**TO DO**
Please show every line in the data below that contains the word "resistor". Case counts.

**DATA EXTRACT**
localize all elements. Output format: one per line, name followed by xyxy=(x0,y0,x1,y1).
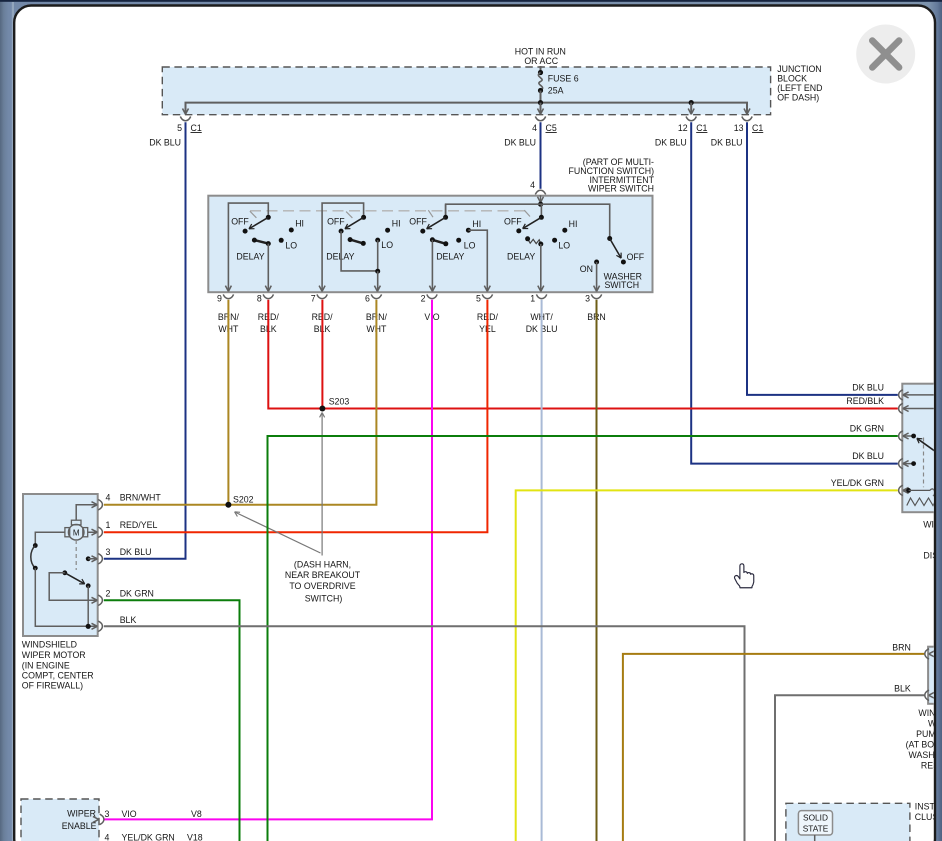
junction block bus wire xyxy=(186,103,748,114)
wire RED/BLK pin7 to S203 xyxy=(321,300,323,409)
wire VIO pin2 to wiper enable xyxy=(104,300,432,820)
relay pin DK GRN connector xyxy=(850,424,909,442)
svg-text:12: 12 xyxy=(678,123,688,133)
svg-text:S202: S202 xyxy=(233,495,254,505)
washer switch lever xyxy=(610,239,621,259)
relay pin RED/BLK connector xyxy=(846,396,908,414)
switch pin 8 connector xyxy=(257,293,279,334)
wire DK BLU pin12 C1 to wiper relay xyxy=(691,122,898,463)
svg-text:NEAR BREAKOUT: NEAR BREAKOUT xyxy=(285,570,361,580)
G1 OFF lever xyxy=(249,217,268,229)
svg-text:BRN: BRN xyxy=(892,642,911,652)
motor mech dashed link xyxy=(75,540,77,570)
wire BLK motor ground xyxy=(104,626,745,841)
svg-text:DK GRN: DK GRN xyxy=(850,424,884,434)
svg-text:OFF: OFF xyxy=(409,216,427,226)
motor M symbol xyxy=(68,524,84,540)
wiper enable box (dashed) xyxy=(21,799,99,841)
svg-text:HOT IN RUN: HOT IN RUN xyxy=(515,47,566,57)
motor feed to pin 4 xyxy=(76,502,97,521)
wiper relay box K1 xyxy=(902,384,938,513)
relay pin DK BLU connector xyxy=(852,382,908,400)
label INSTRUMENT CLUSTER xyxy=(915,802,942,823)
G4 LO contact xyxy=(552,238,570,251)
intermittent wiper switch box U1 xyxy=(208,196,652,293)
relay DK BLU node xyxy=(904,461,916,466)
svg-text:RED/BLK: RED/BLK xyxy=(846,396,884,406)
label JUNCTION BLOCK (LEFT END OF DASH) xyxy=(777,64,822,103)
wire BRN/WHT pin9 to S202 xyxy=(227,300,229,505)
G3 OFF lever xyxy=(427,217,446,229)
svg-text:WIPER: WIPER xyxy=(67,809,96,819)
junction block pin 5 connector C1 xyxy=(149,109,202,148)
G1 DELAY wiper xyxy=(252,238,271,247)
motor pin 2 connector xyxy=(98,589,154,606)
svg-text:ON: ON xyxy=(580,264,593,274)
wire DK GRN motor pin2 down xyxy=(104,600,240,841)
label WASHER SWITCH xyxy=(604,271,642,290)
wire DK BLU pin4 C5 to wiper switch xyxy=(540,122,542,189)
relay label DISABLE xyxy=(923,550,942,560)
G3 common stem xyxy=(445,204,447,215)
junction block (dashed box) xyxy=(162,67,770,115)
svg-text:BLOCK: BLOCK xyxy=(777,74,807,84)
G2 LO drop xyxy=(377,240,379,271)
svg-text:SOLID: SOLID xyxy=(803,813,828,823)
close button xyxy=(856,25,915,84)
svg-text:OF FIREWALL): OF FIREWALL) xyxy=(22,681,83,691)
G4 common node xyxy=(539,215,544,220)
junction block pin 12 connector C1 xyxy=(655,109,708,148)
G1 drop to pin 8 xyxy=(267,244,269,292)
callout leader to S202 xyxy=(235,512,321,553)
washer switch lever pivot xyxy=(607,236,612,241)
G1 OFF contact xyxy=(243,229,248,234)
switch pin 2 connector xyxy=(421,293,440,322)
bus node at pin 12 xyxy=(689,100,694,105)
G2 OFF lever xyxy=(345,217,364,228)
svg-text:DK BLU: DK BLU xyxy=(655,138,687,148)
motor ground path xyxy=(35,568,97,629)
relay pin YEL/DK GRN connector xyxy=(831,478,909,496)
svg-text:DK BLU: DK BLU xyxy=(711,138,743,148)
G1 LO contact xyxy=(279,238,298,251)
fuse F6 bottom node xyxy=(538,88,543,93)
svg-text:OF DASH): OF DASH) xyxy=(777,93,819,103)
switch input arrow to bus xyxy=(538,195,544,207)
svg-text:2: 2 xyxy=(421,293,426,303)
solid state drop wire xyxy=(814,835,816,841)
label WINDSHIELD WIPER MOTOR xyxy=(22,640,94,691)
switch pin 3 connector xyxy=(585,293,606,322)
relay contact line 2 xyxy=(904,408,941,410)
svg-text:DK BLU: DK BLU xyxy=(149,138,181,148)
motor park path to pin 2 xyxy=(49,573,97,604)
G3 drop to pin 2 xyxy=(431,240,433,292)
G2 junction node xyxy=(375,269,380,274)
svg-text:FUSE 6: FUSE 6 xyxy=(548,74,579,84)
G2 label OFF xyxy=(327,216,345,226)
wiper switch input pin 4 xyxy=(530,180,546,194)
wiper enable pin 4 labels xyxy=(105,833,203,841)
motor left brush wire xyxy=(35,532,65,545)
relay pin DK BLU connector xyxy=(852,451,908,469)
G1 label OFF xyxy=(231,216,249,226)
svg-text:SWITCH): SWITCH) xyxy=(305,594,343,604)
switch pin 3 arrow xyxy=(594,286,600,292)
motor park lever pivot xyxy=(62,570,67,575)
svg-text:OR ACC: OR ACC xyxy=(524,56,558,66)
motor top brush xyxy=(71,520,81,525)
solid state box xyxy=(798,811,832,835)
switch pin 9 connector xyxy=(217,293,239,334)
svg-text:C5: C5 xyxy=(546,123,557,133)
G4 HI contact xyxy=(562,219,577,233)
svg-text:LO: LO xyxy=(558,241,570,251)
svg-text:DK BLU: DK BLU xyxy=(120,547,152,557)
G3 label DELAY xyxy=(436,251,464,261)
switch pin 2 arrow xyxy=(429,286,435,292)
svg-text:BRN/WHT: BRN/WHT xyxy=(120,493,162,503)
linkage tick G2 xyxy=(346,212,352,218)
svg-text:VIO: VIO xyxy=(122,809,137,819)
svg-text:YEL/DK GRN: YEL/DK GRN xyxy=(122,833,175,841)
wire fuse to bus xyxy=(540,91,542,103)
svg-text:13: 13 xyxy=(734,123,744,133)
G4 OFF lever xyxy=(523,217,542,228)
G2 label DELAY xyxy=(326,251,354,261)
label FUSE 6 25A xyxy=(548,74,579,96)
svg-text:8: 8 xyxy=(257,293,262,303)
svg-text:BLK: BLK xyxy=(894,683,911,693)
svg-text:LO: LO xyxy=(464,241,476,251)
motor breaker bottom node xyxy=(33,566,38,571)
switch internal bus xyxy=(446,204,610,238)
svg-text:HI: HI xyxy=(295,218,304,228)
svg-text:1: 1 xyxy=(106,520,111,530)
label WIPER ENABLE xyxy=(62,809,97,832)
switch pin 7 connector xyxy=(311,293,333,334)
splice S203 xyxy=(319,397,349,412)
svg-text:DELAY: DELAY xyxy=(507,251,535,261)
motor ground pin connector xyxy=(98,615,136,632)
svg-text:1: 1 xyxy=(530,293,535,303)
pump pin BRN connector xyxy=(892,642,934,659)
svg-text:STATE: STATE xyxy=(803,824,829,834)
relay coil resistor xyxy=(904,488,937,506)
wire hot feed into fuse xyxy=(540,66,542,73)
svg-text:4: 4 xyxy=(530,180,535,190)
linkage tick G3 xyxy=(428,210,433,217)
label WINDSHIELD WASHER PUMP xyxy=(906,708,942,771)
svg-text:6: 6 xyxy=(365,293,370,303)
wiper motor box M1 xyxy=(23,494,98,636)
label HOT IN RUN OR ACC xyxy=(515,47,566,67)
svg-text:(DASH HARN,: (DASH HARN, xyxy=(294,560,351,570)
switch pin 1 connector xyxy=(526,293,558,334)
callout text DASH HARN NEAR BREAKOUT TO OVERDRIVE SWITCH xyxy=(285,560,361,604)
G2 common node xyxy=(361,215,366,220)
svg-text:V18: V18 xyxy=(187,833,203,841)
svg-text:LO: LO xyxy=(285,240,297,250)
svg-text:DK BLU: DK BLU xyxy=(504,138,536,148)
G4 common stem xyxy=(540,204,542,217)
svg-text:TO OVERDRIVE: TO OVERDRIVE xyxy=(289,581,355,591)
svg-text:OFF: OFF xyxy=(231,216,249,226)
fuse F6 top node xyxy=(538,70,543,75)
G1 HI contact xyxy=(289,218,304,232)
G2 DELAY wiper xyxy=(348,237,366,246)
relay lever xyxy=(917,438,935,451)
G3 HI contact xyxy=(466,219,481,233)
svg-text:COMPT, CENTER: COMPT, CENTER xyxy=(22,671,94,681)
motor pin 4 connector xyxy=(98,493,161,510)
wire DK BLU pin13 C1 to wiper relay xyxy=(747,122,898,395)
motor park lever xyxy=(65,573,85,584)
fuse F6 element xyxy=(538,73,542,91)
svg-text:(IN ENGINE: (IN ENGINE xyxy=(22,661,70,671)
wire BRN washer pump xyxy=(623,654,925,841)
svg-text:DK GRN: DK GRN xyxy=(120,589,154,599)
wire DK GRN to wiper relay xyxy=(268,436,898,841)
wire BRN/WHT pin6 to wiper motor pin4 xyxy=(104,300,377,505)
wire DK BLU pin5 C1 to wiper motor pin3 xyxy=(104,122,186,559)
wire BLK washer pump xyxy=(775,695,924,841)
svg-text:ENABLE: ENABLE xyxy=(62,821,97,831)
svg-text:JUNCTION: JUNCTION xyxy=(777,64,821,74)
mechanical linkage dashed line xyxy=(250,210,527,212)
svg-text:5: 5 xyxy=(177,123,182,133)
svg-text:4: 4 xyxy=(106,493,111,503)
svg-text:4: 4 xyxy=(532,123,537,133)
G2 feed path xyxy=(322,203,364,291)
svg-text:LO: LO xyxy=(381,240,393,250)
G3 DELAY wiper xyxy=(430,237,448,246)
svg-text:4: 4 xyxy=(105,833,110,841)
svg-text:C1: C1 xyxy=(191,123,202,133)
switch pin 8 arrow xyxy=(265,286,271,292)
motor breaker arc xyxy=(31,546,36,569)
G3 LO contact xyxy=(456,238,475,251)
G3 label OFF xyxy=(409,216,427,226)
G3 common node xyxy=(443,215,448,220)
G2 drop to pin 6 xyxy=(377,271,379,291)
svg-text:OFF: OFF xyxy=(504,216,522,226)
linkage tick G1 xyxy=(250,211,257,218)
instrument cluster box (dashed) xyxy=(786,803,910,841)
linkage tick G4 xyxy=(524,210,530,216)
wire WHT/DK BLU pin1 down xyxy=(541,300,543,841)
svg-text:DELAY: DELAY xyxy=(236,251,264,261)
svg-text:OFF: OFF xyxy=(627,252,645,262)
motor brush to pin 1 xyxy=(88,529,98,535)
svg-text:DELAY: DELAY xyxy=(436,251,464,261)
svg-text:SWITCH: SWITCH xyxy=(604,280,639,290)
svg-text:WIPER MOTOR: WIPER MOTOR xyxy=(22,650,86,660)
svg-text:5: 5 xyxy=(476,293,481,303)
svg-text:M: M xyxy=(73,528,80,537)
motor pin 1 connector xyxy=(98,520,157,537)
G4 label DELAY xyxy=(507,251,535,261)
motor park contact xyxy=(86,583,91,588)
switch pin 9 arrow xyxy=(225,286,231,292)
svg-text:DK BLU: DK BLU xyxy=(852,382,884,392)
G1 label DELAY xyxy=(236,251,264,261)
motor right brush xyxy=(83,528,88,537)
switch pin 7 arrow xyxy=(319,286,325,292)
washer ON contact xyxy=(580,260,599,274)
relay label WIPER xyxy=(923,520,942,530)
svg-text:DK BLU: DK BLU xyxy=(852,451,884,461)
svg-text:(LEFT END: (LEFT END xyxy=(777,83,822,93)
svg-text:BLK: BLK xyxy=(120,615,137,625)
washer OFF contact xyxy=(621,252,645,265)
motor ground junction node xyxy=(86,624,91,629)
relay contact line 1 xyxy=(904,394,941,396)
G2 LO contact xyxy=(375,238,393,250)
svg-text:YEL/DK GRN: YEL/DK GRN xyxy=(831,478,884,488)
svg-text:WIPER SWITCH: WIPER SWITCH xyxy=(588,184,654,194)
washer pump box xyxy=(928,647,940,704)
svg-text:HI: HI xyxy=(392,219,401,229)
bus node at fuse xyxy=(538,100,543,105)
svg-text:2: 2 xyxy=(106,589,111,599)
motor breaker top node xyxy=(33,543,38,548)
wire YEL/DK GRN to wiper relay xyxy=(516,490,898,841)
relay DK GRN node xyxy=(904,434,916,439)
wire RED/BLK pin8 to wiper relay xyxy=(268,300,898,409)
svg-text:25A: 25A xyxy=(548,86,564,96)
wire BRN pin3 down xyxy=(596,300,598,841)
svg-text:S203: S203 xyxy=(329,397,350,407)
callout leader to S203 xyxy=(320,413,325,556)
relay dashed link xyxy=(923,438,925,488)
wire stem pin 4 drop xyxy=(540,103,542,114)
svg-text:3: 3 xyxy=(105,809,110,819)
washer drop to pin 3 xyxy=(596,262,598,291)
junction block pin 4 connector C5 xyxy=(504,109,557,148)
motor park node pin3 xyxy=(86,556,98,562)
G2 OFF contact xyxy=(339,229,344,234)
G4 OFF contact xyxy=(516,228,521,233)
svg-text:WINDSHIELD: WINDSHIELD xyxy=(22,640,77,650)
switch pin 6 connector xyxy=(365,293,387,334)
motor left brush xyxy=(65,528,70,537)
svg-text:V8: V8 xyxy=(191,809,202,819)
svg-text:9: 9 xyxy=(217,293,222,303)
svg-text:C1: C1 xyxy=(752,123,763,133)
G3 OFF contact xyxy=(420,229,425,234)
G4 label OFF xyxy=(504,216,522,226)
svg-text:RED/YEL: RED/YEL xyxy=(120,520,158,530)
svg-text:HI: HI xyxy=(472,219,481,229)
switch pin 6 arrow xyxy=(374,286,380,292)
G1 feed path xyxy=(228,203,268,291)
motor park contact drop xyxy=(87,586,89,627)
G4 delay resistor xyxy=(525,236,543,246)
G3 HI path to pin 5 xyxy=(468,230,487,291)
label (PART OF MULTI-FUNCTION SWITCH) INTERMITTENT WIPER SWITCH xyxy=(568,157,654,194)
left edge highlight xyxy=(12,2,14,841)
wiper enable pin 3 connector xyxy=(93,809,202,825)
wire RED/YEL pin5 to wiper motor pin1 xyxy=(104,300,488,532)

**REPLY**
relay coil resistor xyxy=(904,488,937,506)
G4 delay resistor xyxy=(525,236,543,246)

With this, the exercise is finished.